Every record that follows should be printed verbatim.

-----

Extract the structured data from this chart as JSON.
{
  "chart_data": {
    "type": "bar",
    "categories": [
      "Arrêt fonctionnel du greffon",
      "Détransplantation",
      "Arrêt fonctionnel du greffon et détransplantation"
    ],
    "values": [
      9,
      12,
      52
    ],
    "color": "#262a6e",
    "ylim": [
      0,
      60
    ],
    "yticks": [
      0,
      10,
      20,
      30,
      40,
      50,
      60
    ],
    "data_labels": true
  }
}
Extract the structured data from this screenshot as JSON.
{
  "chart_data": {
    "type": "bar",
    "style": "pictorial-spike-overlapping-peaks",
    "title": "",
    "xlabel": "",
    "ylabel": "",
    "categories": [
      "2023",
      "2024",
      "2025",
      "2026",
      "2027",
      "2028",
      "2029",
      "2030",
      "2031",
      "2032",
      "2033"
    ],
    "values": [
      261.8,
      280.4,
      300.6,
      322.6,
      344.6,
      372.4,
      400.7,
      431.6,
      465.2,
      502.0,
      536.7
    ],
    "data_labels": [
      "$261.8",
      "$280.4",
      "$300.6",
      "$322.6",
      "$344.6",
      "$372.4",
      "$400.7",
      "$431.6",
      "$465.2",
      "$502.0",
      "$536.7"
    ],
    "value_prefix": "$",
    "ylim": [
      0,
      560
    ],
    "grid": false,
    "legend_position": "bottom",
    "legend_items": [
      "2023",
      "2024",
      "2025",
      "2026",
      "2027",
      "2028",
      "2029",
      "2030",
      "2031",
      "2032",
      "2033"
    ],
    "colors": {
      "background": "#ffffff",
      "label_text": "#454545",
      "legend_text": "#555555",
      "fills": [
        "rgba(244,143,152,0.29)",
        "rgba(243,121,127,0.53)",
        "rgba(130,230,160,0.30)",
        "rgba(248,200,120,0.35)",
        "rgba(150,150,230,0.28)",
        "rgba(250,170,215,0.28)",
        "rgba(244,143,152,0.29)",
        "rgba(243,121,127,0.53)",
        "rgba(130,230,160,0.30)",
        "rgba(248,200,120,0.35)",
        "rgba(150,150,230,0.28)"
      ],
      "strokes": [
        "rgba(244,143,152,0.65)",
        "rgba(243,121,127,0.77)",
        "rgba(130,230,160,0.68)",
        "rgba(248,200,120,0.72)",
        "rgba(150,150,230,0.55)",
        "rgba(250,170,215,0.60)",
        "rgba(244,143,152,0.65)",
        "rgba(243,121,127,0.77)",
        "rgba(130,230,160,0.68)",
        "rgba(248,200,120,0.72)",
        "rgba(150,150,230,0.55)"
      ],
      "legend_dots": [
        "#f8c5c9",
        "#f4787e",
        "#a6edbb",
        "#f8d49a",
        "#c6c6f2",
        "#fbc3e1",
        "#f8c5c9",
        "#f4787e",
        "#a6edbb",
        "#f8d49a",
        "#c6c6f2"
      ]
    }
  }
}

-----

Written answer:
Extract the structured data from this chart as JSON.
{
  "chart_data": {
    "type": "bar",
    "categories": [
      "Arrêt fonctionnel du greffon",
      "Détransplantation",
      "Arrêt fonctionnel du greffon et détransplantation"
    ],
    "values": [
      9,
      12,
      52
    ],
    "color": "#262a6e",
    "ylim": [
      0,
      60
    ],
    "yticks": [
      0,
      10,
      20,
      30,
      40,
      50,
      60
    ],
    "data_labels": true
  }
}
Extract the structured data from this screenshot as JSON.
{
  "chart_data": {
    "type": "bar",
    "style": "pictorial-spike-overlapping-peaks",
    "title": "",
    "xlabel": "",
    "ylabel": "",
    "categories": [
      "2023",
      "2024",
      "2025",
      "2026",
      "2027",
      "2028",
      "2029",
      "2030",
      "2031",
      "2032",
      "2033"
    ],
    "values": [
      261.8,
      280.4,
      300.6,
      322.6,
      344.6,
      372.4,
      400.7,
      431.6,
      465.2,
      502.0,
      536.7
    ],
    "data_labels": [
      "$261.8",
      "$280.4",
      "$300.6",
      "$322.6",
      "$344.6",
      "$372.4",
      "$400.7",
      "$431.6",
      "$465.2",
      "$502.0",
      "$536.7"
    ],
    "value_prefix": "$",
    "ylim": [
      0,
      560
    ],
    "grid": false,
    "legend_position": "bottom",
    "legend_items": [
      "2023",
      "2024",
      "2025",
      "2026",
      "2027",
      "2028",
      "2029",
      "2030",
      "2031",
      "2032",
      "2033"
    ],
    "colors": {
      "background": "#ffffff",
      "label_text": "#454545",
      "legend_text": "#555555",
      "fills": [
        "rgba(244,143,152,0.29)",
        "rgba(243,121,127,0.53)",
        "rgba(130,230,160,0.30)",
        "rgba(248,200,120,0.35)",
        "rgba(150,150,230,0.28)",
        "rgba(250,170,215,0.28)",
        "rgba(244,143,152,0.29)",
        "rgba(243,121,127,0.53)",
        "rgba(130,230,160,0.30)",
        "rgba(248,200,120,0.35)",
        "rgba(150,150,230,0.28)"
      ],
      "strokes": [
        "rgba(244,143,152,0.65)",
        "rgba(243,121,127,0.77)",
        "rgba(130,230,160,0.68)",
        "rgba(248,200,120,0.72)",
        "rgba(150,150,230,0.55)",
        "rgba(250,170,215,0.60)",
        "rgba(244,143,152,0.65)",
        "rgba(243,121,127,0.77)",
        "rgba(130,230,160,0.68)",
        "rgba(248,200,120,0.72)",
        "rgba(150,150,230,0.55)"
      ],
      "legend_dots": [
        "#f8c5c9",
        "#f4787e",
        "#a6edbb",
        "#f8d49a",
        "#c6c6f2",
        "#fbc3e1",
        "#f8c5c9",
        "#f4787e",
        "#a6edbb",
        "#f8d49a",
        "#c6c6f2"
      ]
    }
  }
}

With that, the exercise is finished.